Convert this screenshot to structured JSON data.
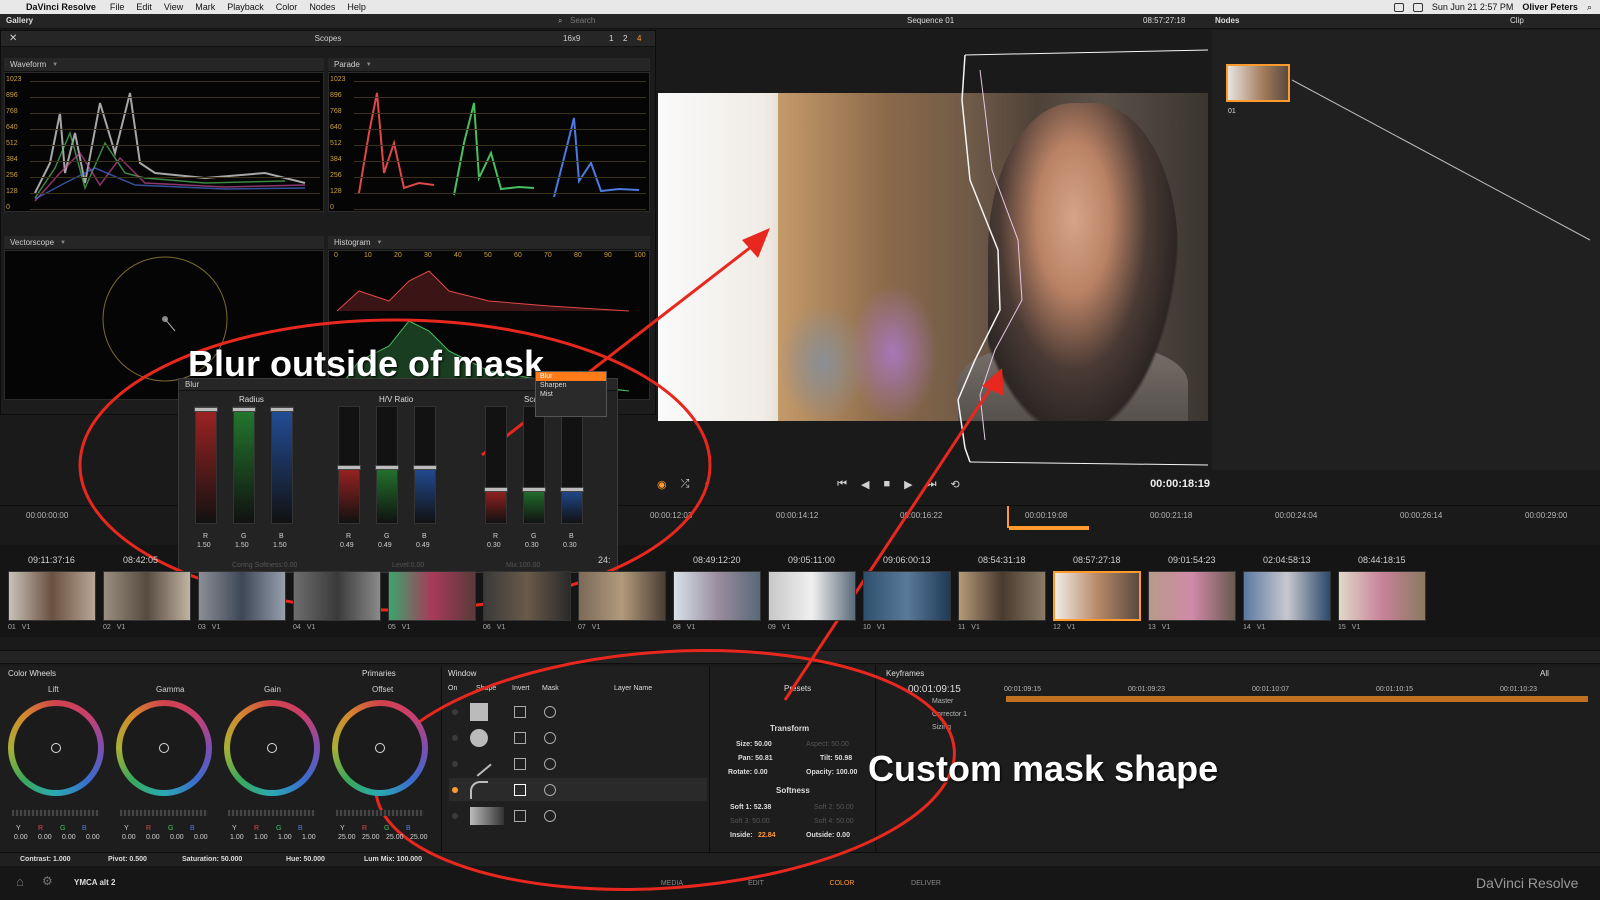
{
  "menubar": {
    "app": "DaVinci Resolve",
    "menus": [
      "File",
      "Edit",
      "View",
      "Mark",
      "Playback",
      "Color",
      "Nodes",
      "Help"
    ],
    "clock": "Sun Jun 21  2:57 PM",
    "user": "Oliver Peters"
  },
  "top": {
    "gallery": "Gallery",
    "search_placeholder": "Search",
    "sequence": "Sequence 01",
    "timecode": "08:57:27:18",
    "nodes": "Nodes",
    "clip": "Clip"
  },
  "scopes": {
    "title": "Scopes",
    "layout": "16x9",
    "pages": [
      "1",
      "2",
      "4"
    ],
    "waveform": "Waveform",
    "parade": "Parade",
    "vectorscope": "Vectorscope",
    "histogram": "Histogram",
    "ticks": [
      "1023",
      "896",
      "768",
      "640",
      "512",
      "384",
      "256",
      "128",
      "0"
    ],
    "hist_ticks": [
      "0",
      "10",
      "20",
      "30",
      "40",
      "50",
      "60",
      "70",
      "80",
      "90",
      "100"
    ]
  },
  "blur_panel": {
    "title": "Blur",
    "mode": "Blur",
    "menu": [
      "Blur",
      "Sharpen",
      "Mist"
    ],
    "groups": [
      {
        "label": "Radius",
        "values": [
          "1.50",
          "1.50",
          "1.50"
        ]
      },
      {
        "label": "H/V Ratio",
        "values": [
          "0.49",
          "0.49",
          "0.49"
        ]
      },
      {
        "label": "Scaling",
        "values": [
          "0.30",
          "0.30",
          "0.30"
        ]
      }
    ],
    "channel_letters": [
      "R",
      "G",
      "B"
    ],
    "footer": [
      "Coring Softness:0.00",
      "Level:0.00",
      "Mix:100.00"
    ]
  },
  "viewer": {
    "timecode": "00:00:18:19",
    "ruler": [
      "00:00:00:00",
      "00:00:12:03",
      "00:00:14:12",
      "00:00:16:22",
      "00:00:19:08",
      "00:00:21:18",
      "00:00:24:04",
      "00:00:26:14",
      "00:00:29:00"
    ]
  },
  "clips": [
    {
      "tc": "09:11:37:16",
      "num": "01",
      "track": "V1"
    },
    {
      "tc": "08:42:05",
      "num": "02",
      "track": "V1"
    },
    {
      "tc": "",
      "num": "03",
      "track": "V1"
    },
    {
      "tc": "",
      "num": "04",
      "track": "V1"
    },
    {
      "tc": "",
      "num": "05",
      "track": "V1"
    },
    {
      "tc": "",
      "num": "06",
      "track": "V1"
    },
    {
      "tc": "24:",
      "num": "07",
      "track": "V1"
    },
    {
      "tc": "08:49:12:20",
      "num": "08",
      "track": "V1"
    },
    {
      "tc": "09:05:11:00",
      "num": "09",
      "track": "V1"
    },
    {
      "tc": "09:06:00:13",
      "num": "10",
      "track": "V1"
    },
    {
      "tc": "08:54:31:18",
      "num": "11",
      "track": "V1"
    },
    {
      "tc": "08:57:27:18",
      "num": "12",
      "track": "V1"
    },
    {
      "tc": "09:01:54:23",
      "num": "13",
      "track": "V1"
    },
    {
      "tc": "02:04:58:13",
      "num": "14",
      "track": "V1"
    },
    {
      "tc": "08:44:18:15",
      "num": "15",
      "track": "V1"
    }
  ],
  "color_wheels": {
    "title": "Color Wheels",
    "mode": "Primaries",
    "wheels": [
      {
        "label": "Lift",
        "values": [
          "0.00",
          "0.00",
          "0.00",
          "0.00"
        ]
      },
      {
        "label": "Gamma",
        "values": [
          "0.00",
          "0.00",
          "0.00",
          "0.00"
        ]
      },
      {
        "label": "Gain",
        "values": [
          "1.00",
          "1.00",
          "1.00",
          "1.00"
        ]
      },
      {
        "label": "Offset",
        "values": [
          "25.00",
          "25.00",
          "25.00",
          "25.00"
        ]
      }
    ],
    "letters": [
      "Y",
      "R",
      "G",
      "B"
    ],
    "bottom": {
      "contrast": "Contrast: 1.000",
      "pivot": "Pivot: 0.500",
      "saturation": "Saturation: 50.000",
      "hue": "Hue: 50.000",
      "lum_mix": "Lum Mix: 100.000"
    }
  },
  "window": {
    "title": "Window",
    "cols": [
      "On",
      "Shape",
      "Invert",
      "Mask",
      "Layer Name"
    ],
    "presets": "Presets",
    "transform": "Transform",
    "size": "Size: 50.00",
    "aspect": "Aspect: 50.00",
    "pan": "Pan: 50.81",
    "tilt": "Tilt: 50.98",
    "rotate": "Rotate: 0.00",
    "opacity": "Opacity: 100.00",
    "softness": "Softness",
    "soft1": "Soft 1: 52.38",
    "soft2": "Soft 2: 50.00",
    "soft3": "Soft 3: 50.00",
    "soft4": "Soft 4: 50.00",
    "inside": "Inside:",
    "inside_val": "22.84",
    "outside": "Outside: 0.00"
  },
  "keyframes": {
    "title": "Keyframes",
    "filter": "All",
    "timecode": "00:01:09:15",
    "ruler": [
      "00:01:09:15",
      "00:01:09:23",
      "00:01:10:07",
      "00:01:10:15",
      "00:01:10:23"
    ],
    "tracks": [
      "Master",
      "Corrector 1",
      "Sizing"
    ]
  },
  "footer": {
    "project": "YMCA alt 2",
    "pages": [
      "MEDIA",
      "EDIT",
      "COLOR",
      "DELIVER"
    ],
    "brand": "DaVinci Resolve"
  },
  "annotations": {
    "blur": "Blur outside of mask",
    "mask": "Custom mask shape"
  },
  "colors": {
    "accent": "#ff9a2e",
    "annotation": "#e8281e",
    "background": "#1a1a1a"
  }
}
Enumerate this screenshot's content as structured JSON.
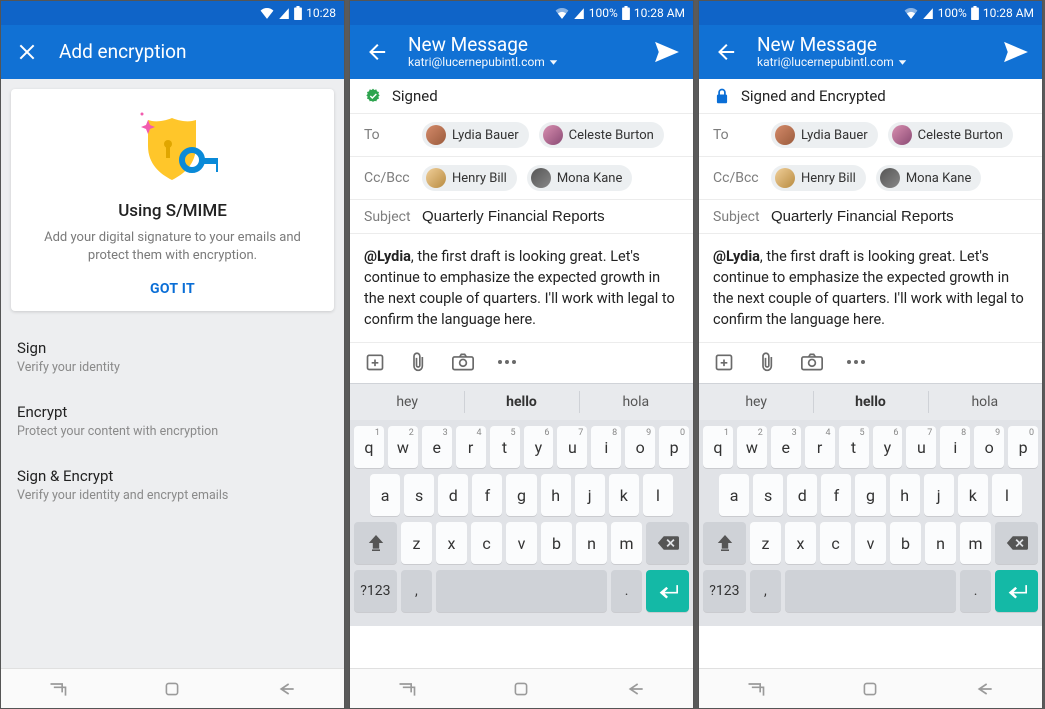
{
  "screen1": {
    "status": {
      "time": "10:28"
    },
    "appbar": {
      "title": "Add encryption"
    },
    "card": {
      "title": "Using S/MIME",
      "desc": "Add your digital signature to your emails and protect them with encryption.",
      "button": "GOT IT"
    },
    "options": [
      {
        "title": "Sign",
        "desc": "Verify your identity"
      },
      {
        "title": "Encrypt",
        "desc": "Protect your content with encryption"
      },
      {
        "title": "Sign & Encrypt",
        "desc": "Verify your identity and encrypt emails"
      }
    ]
  },
  "screen2": {
    "status": {
      "battery": "100%",
      "time": "10:28 AM"
    },
    "appbar": {
      "title": "New Message",
      "subtitle": "katri@lucernepubintl.com"
    },
    "security_status": {
      "icon": "rosette-signed",
      "text": "Signed"
    },
    "to_label": "To",
    "to": [
      {
        "name": "Lydia Bauer"
      },
      {
        "name": "Celeste Burton"
      }
    ],
    "cc_label": "Cc/Bcc",
    "cc": [
      {
        "name": "Henry Bill"
      },
      {
        "name": "Mona Kane"
      }
    ],
    "subject_label": "Subject",
    "subject": "Quarterly Financial Reports",
    "body_mention": "@Lydia",
    "body_rest": ", the first draft is looking great. Let's continue to emphasize the expected growth in the next couple of quarters. I'll work with legal to confirm the language here."
  },
  "screen3": {
    "status": {
      "battery": "100%",
      "time": "10:28 AM"
    },
    "appbar": {
      "title": "New Message",
      "subtitle": "katri@lucernepubintl.com"
    },
    "security_status": {
      "icon": "lock-signed-encrypted",
      "text": "Signed and Encrypted"
    },
    "to_label": "To",
    "to": [
      {
        "name": "Lydia Bauer"
      },
      {
        "name": "Celeste Burton"
      }
    ],
    "cc_label": "Cc/Bcc",
    "cc": [
      {
        "name": "Henry Bill"
      },
      {
        "name": "Mona Kane"
      }
    ],
    "subject_label": "Subject",
    "subject": "Quarterly Financial Reports",
    "body_mention": "@Lydia",
    "body_rest": ", the first draft is looking great. Let's continue to emphasize the expected growth in the next couple of quarters. I'll work with legal to confirm the language here."
  },
  "keyboard": {
    "suggestions": [
      "hey",
      "hello",
      "hola"
    ],
    "row1": [
      {
        "k": "q",
        "s": "1"
      },
      {
        "k": "w",
        "s": "2"
      },
      {
        "k": "e",
        "s": "3"
      },
      {
        "k": "r",
        "s": "4"
      },
      {
        "k": "t",
        "s": "5"
      },
      {
        "k": "y",
        "s": "6"
      },
      {
        "k": "u",
        "s": "7"
      },
      {
        "k": "i",
        "s": "8"
      },
      {
        "k": "o",
        "s": "9"
      },
      {
        "k": "p",
        "s": "0"
      }
    ],
    "row2": [
      "a",
      "s",
      "d",
      "f",
      "g",
      "h",
      "j",
      "k",
      "l"
    ],
    "row3": [
      "z",
      "x",
      "c",
      "v",
      "b",
      "n",
      "m"
    ],
    "sym_key": "?123",
    "comma": ",",
    "period": "."
  }
}
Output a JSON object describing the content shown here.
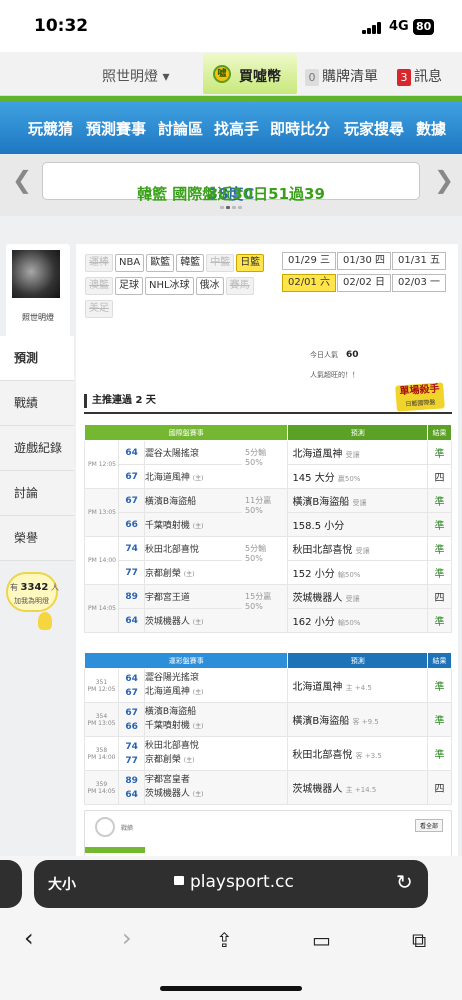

* _Exercise task_
Examine the data above and state how many of its lines contain the word "this", with no further remarks.

* _Reply_
2